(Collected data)
==============================
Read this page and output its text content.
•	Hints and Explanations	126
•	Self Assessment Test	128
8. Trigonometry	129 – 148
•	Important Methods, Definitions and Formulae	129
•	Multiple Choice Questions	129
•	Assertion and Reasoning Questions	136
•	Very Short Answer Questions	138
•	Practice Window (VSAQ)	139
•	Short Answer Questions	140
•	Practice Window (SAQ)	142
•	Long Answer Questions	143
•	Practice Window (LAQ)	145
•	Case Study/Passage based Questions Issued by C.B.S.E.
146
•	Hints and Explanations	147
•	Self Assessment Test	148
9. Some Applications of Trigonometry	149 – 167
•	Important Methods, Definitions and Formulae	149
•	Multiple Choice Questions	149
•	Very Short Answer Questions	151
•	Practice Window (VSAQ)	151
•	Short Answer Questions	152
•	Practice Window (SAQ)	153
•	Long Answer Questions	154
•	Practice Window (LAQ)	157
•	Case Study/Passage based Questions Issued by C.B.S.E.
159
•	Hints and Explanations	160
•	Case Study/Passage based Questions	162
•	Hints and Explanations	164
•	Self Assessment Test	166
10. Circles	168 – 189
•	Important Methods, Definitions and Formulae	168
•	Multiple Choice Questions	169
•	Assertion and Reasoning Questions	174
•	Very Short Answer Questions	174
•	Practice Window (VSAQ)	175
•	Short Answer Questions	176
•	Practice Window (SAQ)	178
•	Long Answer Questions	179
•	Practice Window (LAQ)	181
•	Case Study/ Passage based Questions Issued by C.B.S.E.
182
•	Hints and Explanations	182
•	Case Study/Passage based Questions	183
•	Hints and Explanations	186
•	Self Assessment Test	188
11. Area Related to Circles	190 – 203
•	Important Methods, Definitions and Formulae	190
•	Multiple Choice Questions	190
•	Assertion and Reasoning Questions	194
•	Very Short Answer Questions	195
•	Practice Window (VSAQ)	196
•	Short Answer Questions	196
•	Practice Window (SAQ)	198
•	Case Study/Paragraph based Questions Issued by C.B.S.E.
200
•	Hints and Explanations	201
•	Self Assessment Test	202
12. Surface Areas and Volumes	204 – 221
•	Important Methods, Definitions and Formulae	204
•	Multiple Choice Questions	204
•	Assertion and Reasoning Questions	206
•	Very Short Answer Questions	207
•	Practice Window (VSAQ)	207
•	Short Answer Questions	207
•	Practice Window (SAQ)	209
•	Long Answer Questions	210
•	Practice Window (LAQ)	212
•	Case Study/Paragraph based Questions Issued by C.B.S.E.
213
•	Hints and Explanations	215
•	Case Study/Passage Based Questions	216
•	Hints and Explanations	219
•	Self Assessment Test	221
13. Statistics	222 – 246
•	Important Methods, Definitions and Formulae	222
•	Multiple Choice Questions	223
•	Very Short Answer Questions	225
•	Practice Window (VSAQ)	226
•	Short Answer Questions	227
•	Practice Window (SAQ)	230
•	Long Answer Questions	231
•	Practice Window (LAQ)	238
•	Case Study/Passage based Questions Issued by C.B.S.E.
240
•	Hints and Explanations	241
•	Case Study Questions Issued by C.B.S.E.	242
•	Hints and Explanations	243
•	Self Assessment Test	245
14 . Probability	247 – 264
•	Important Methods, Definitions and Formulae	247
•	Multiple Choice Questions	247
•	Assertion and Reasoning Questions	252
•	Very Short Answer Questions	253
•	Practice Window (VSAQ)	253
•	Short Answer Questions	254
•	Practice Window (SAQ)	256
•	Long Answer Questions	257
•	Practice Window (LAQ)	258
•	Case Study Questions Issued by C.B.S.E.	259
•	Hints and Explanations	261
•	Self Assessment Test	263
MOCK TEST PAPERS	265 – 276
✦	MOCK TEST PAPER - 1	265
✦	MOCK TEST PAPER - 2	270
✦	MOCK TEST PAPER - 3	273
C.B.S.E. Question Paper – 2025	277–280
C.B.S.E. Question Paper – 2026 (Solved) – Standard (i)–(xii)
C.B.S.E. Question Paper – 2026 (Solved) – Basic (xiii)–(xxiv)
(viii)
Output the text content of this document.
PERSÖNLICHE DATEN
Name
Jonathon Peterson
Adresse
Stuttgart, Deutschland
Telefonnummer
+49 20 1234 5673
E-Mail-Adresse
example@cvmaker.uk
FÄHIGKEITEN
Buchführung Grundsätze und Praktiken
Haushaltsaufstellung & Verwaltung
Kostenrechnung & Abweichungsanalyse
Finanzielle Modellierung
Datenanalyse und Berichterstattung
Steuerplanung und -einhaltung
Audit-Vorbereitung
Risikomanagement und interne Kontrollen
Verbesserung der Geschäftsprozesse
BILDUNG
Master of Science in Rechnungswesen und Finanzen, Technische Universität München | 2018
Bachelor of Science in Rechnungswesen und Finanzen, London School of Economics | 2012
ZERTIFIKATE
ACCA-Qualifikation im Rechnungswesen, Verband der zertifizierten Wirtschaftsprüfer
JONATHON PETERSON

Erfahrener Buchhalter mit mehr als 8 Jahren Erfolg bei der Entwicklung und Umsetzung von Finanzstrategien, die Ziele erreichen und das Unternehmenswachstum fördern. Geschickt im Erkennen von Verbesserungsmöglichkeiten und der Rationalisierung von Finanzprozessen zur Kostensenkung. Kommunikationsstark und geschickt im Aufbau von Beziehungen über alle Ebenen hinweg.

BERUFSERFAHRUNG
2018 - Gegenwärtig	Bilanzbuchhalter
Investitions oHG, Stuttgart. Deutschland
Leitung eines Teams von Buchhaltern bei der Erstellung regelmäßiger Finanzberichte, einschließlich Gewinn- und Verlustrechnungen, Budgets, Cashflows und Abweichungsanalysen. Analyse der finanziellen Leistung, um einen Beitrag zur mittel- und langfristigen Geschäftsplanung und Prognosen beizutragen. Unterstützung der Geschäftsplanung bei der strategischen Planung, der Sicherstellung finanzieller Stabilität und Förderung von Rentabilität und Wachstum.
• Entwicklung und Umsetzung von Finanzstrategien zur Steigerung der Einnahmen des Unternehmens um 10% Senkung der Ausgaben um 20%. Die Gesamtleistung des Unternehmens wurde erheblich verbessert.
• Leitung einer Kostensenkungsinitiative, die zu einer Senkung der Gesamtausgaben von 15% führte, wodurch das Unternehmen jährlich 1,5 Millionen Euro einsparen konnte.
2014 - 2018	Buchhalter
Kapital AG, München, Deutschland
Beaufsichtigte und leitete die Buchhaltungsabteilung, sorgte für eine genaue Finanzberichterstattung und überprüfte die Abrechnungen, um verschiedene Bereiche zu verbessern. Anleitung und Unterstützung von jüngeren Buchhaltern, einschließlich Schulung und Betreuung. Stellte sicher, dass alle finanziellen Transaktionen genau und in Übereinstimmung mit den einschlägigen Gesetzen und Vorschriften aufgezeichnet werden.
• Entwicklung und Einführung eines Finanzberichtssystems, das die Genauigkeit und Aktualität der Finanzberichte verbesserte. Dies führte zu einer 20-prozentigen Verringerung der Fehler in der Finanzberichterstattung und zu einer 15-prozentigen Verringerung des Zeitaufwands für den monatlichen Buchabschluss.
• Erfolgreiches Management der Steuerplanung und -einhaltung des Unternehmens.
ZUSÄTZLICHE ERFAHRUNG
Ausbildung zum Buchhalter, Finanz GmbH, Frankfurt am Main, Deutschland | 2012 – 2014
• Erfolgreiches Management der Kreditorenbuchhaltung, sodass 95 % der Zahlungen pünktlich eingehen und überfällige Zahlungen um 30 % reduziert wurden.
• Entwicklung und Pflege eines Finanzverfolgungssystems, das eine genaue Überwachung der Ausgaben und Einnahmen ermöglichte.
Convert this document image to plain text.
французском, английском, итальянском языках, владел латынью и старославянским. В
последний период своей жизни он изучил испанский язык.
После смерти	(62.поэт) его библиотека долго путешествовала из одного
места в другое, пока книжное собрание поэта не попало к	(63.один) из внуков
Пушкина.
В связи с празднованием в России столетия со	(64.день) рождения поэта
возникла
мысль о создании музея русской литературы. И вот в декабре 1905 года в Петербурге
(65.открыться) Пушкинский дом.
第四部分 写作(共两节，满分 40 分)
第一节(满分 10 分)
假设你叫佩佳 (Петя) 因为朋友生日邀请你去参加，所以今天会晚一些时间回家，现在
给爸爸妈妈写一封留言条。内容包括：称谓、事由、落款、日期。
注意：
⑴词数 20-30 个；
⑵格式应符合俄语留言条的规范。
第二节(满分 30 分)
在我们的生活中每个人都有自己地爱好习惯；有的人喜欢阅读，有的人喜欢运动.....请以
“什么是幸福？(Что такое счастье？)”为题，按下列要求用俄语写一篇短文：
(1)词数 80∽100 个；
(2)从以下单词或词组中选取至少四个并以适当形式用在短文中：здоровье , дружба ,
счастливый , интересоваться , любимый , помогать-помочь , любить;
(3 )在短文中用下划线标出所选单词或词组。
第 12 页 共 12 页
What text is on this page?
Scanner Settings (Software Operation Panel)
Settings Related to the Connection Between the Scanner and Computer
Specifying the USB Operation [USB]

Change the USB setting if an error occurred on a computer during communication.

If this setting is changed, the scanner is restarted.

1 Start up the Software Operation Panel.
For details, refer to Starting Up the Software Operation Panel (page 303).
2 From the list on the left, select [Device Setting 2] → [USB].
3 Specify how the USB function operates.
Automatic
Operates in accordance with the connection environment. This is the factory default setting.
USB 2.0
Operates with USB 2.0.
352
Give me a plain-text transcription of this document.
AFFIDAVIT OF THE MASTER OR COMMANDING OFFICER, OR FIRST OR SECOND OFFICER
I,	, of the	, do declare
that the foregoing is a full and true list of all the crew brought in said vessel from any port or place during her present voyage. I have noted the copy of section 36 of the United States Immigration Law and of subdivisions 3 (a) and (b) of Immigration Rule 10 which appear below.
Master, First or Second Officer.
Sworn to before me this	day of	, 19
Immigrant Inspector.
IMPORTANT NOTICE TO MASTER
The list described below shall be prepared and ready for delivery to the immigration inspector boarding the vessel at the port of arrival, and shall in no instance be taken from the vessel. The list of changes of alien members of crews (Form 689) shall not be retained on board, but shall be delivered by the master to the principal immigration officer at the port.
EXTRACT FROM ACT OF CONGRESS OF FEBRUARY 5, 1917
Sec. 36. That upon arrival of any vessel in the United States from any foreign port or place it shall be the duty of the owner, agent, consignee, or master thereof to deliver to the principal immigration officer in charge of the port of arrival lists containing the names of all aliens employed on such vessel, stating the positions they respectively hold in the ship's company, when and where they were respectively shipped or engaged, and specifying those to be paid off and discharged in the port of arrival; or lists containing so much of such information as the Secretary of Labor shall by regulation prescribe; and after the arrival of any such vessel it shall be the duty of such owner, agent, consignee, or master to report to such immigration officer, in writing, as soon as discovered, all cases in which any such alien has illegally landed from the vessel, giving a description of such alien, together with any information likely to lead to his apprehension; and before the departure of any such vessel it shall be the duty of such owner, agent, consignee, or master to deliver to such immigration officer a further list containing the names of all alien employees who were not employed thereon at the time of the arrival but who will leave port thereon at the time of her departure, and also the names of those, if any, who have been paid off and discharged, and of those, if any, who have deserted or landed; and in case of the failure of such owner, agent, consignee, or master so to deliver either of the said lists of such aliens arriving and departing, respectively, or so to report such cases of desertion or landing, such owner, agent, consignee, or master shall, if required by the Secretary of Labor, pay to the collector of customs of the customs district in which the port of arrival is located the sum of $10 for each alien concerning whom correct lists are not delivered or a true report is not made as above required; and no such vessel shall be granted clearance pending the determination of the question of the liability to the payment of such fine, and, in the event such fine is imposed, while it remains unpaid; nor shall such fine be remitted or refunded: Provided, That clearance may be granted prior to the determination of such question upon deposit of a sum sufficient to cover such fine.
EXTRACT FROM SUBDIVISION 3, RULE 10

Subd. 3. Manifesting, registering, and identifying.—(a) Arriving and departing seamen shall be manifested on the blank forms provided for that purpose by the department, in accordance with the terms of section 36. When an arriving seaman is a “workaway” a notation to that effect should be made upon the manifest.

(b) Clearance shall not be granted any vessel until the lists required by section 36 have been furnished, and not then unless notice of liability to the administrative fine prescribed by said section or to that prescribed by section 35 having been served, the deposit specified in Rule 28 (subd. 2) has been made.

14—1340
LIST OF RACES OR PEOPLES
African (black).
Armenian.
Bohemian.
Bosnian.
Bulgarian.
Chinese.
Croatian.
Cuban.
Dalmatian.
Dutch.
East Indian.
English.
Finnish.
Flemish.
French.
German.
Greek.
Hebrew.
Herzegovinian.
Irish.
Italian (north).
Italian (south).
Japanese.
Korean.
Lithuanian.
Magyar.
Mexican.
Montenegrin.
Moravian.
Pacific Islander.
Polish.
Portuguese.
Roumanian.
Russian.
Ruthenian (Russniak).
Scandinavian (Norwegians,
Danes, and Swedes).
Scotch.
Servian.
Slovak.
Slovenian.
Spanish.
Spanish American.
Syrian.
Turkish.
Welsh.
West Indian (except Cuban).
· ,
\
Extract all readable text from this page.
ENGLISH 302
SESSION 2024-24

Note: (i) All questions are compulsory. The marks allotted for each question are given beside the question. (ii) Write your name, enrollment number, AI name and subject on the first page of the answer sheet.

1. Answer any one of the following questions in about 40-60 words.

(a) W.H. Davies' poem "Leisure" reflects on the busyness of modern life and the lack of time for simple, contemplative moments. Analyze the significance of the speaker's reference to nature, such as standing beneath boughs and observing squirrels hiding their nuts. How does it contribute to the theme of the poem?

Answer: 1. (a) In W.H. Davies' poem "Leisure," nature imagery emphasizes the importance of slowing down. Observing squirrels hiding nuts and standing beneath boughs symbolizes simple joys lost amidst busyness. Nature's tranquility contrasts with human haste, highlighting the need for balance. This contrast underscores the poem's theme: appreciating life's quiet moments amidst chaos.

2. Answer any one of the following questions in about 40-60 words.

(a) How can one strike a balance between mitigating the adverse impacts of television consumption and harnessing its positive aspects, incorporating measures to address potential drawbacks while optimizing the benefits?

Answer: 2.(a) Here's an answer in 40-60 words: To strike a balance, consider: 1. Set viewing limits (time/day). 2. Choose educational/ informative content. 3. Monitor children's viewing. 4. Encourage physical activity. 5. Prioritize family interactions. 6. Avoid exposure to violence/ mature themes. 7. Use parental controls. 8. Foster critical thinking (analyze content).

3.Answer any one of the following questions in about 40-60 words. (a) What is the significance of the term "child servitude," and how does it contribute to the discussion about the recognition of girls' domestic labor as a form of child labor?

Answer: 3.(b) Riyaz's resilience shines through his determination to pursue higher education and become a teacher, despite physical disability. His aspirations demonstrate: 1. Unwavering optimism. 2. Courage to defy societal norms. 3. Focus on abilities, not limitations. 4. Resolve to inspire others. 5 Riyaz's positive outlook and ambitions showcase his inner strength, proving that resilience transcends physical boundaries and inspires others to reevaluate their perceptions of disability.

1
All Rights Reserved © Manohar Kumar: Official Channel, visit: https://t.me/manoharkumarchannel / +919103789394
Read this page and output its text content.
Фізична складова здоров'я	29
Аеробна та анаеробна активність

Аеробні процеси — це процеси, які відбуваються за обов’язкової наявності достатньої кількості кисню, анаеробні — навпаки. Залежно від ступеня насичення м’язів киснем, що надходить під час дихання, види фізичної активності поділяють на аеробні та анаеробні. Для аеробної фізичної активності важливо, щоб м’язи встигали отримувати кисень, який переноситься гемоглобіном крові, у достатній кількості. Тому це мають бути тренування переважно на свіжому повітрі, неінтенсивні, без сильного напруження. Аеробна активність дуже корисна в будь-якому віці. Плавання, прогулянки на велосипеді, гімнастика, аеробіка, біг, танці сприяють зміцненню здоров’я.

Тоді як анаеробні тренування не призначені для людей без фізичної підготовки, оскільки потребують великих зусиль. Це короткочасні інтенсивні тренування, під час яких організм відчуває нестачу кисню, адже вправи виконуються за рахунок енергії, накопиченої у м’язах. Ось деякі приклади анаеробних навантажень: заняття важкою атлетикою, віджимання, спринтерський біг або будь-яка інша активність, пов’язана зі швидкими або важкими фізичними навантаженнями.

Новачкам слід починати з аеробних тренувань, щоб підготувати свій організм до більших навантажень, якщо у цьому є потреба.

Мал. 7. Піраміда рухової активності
==============================
**EXERCISE REQUIREMENTS**
Look through the material and say how many lines hold "führte". Give the number only.

**EXERCISE ANSWER**
2